SHORT EXERCISE: Make an exact transcription of the material, leaving out all images.

(Data excerpts)
====

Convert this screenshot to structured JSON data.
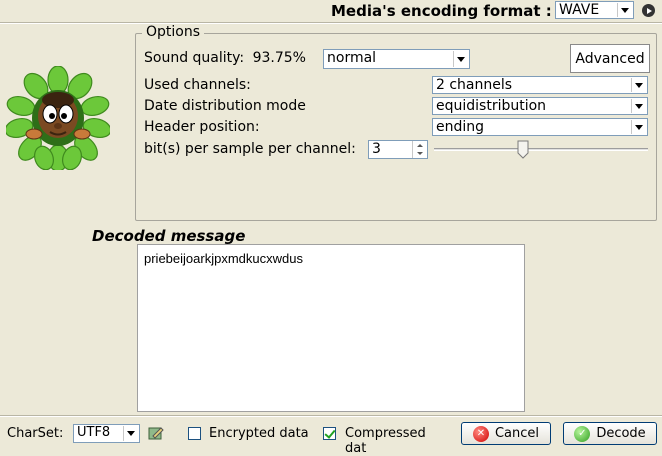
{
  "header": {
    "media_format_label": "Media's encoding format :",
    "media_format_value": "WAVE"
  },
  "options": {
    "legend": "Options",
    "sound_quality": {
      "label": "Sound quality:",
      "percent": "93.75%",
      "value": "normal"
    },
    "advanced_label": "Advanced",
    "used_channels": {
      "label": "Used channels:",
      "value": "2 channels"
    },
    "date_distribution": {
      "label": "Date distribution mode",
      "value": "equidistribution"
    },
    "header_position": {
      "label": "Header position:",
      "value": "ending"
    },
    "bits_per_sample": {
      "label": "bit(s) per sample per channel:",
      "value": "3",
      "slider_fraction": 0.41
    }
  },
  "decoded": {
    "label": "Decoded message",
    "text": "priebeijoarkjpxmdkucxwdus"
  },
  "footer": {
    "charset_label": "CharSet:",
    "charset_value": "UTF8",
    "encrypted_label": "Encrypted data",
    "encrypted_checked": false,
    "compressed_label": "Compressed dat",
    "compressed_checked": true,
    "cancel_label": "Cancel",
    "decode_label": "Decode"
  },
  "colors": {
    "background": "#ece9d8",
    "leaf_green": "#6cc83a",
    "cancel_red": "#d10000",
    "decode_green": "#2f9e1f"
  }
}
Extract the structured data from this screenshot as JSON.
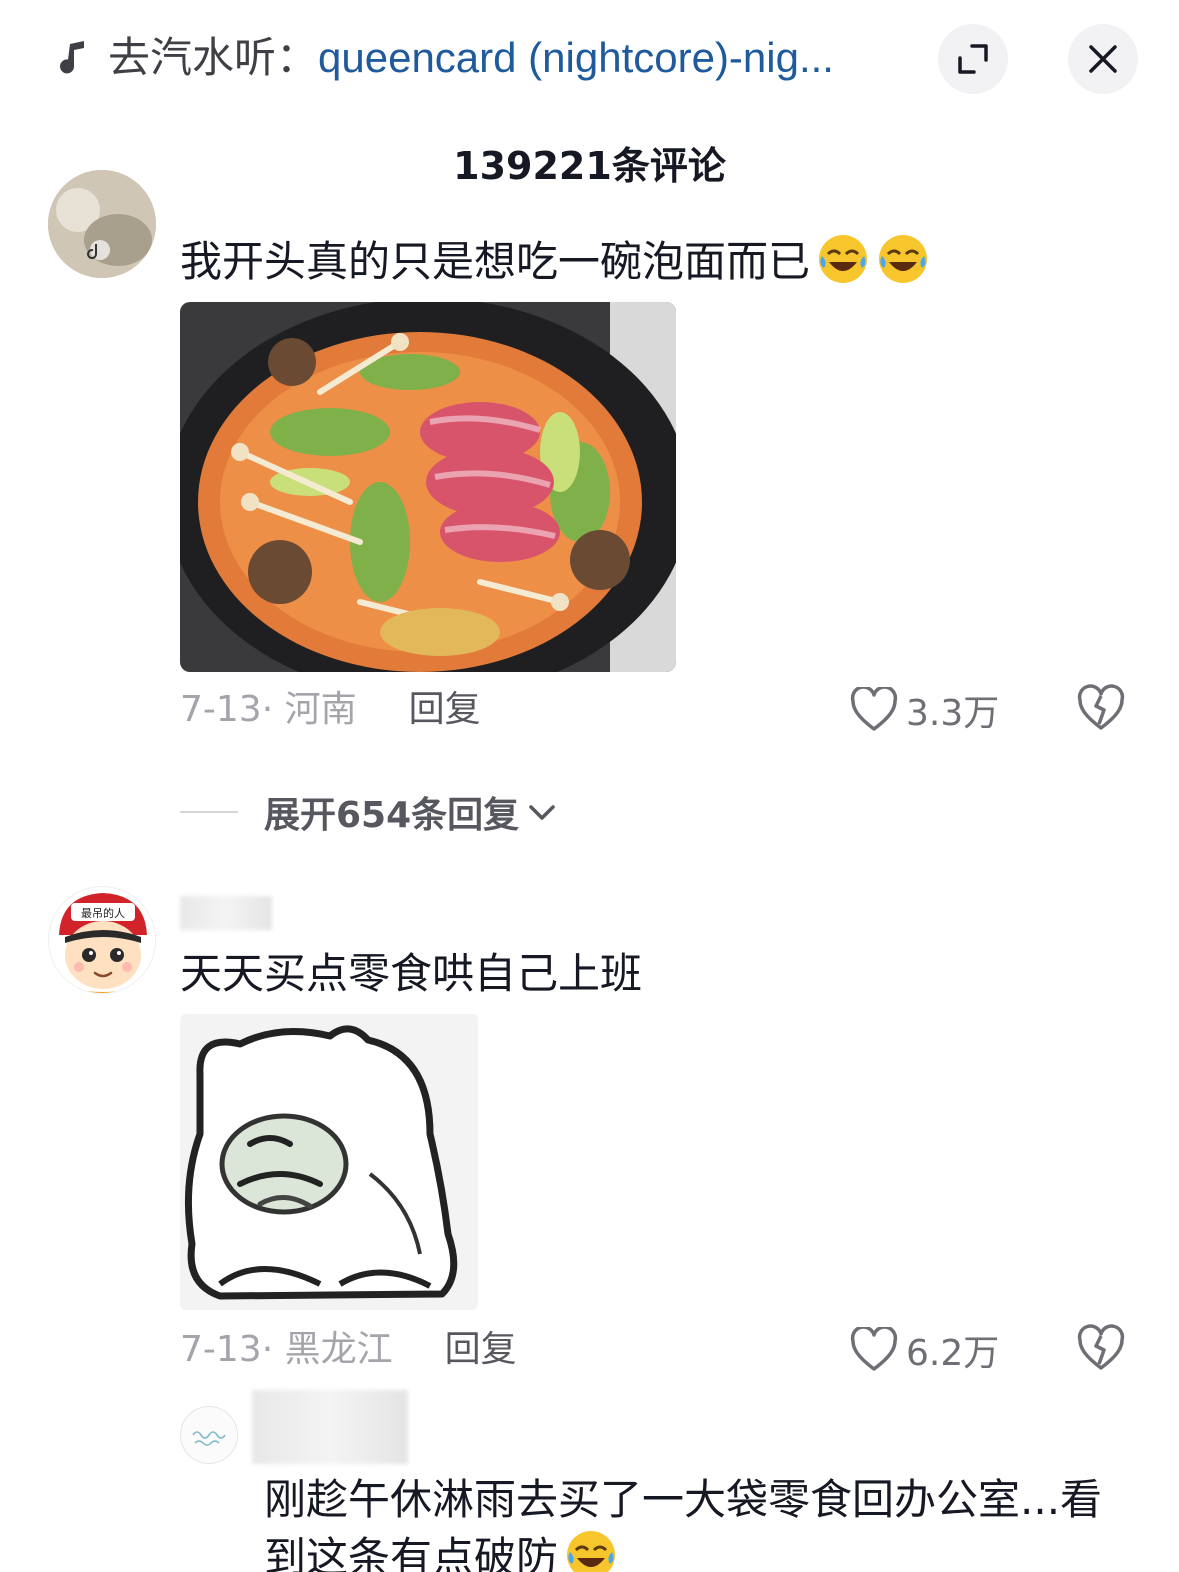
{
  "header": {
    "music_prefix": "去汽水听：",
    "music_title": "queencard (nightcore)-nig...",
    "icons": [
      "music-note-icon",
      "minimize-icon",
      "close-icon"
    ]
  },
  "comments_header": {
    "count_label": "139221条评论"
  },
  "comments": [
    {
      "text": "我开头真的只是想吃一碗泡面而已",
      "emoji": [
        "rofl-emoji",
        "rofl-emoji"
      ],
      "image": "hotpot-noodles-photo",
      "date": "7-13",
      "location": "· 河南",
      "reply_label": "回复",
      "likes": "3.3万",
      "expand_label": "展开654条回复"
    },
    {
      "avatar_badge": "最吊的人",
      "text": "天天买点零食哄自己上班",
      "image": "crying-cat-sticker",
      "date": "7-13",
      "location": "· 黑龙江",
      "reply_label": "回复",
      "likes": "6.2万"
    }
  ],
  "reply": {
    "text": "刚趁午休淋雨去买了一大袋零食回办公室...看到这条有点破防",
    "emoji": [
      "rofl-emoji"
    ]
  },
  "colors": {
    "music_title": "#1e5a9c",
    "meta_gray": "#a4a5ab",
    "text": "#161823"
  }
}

====

ANSWER TO THIS EXERCISE:
Convert this screenshot to structured JSON data.
{
  "header": {
    "media_format_label": "Media's encoding format :",
    "media_format_value": "WAVE"
  },
  "options": {
    "legend": "Options",
    "sound_quality": {
      "label": "Sound quality:",
      "percent": "93.75%",
      "value": "normal"
    },
    "advanced_label": "Advanced",
    "used_channels": {
      "label": "Used channels:",
      "value": "2 channels"
    },
    "date_distribution": {
      "label": "Date distribution mode",
      "value": "equidistribution"
    },
    "header_position": {
      "label": "Header position:",
      "value": "ending"
    },
    "bits_per_sample": {
      "label": "bit(s) per sample per channel:",
      "value": "3",
      "slider_fraction": 0.41
    }
  },
  "decoded": {
    "label": "Decoded message",
    "text": "priebeijoarkjpxmdkucxwdus"
  },
  "footer": {
    "charset_label": "CharSet:",
    "charset_value": "UTF8",
    "encrypted_label": "Encrypted data",
    "encrypted_checked": false,
    "compressed_label": "Compressed dat",
    "compressed_checked": true,
    "cancel_label": "Cancel",
    "decode_label": "Decode"
  },
  "colors": {
    "background": "#ece9d8",
    "leaf_green": "#6cc83a",
    "cancel_red": "#d10000",
    "decode_green": "#2f9e1f"
  }
}
Extract the structured data from this screenshot as JSON.
{
  "header": {
    "music_prefix": "去汽水听：",
    "music_title": "queencard (nightcore)-nig...",
    "icons": [
      "music-note-icon",
      "minimize-icon",
      "close-icon"
    ]
  },
  "comments_header": {
    "count_label": "139221条评论"
  },
  "comments": [
    {
      "text": "我开头真的只是想吃一碗泡面而已",
      "emoji": [
        "rofl-emoji",
        "rofl-emoji"
      ],
      "image": "hotpot-noodles-photo",
      "date": "7-13",
      "location": "· 河南",
      "reply_label": "回复",
      "likes": "3.3万",
      "expand_label": "展开654条回复"
    },
    {
      "avatar_badge": "最吊的人",
      "text": "天天买点零食哄自己上班",
      "image": "crying-cat-sticker",
      "date": "7-13",
      "location": "· 黑龙江",
      "reply_label": "回复",
      "likes": "6.2万"
    }
  ],
  "reply": {
    "text": "刚趁午休淋雨去买了一大袋零食回办公室...看到这条有点破防",
    "emoji": [
      "rofl-emoji"
    ]
  },
  "colors": {
    "music_title": "#1e5a9c",
    "meta_gray": "#a4a5ab",
    "text": "#161823"
  }
}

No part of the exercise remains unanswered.